** Task to carry out **
Check every line below for the word "name" and show those that hold it.

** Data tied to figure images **
--- Begin ---

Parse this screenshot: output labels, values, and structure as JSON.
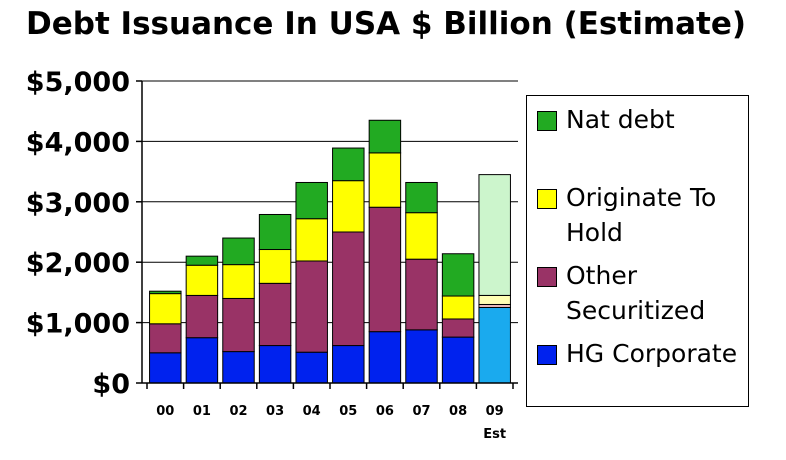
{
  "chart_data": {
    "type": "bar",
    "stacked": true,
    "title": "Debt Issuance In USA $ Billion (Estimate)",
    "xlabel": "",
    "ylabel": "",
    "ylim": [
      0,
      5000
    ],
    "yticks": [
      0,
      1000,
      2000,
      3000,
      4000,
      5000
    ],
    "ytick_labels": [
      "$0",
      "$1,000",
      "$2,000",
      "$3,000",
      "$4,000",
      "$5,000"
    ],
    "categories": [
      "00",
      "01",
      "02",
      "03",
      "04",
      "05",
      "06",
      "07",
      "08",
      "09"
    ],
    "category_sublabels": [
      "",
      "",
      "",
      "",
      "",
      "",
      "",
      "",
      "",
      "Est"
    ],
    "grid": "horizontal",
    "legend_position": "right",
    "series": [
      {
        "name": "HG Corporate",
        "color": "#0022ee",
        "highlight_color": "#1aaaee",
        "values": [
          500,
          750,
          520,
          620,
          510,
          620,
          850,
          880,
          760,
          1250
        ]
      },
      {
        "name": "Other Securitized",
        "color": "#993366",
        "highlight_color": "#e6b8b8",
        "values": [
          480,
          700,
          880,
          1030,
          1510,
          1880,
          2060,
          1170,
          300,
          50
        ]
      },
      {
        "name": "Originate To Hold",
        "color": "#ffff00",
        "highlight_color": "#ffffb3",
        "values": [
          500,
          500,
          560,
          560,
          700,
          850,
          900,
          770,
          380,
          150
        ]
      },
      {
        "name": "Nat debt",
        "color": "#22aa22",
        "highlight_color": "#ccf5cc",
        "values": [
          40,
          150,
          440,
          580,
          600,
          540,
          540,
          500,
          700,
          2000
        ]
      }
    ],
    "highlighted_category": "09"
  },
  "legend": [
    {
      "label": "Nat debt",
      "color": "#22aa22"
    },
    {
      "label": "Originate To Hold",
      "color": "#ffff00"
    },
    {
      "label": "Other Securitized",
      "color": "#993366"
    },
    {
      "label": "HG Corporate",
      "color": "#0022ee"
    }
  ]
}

--- End ---

** Solution to the exercise **
        "name": "HG Corporate",
        "name": "Other Securitized",
        "name": "Originate To Hold",
        "name": "Nat debt",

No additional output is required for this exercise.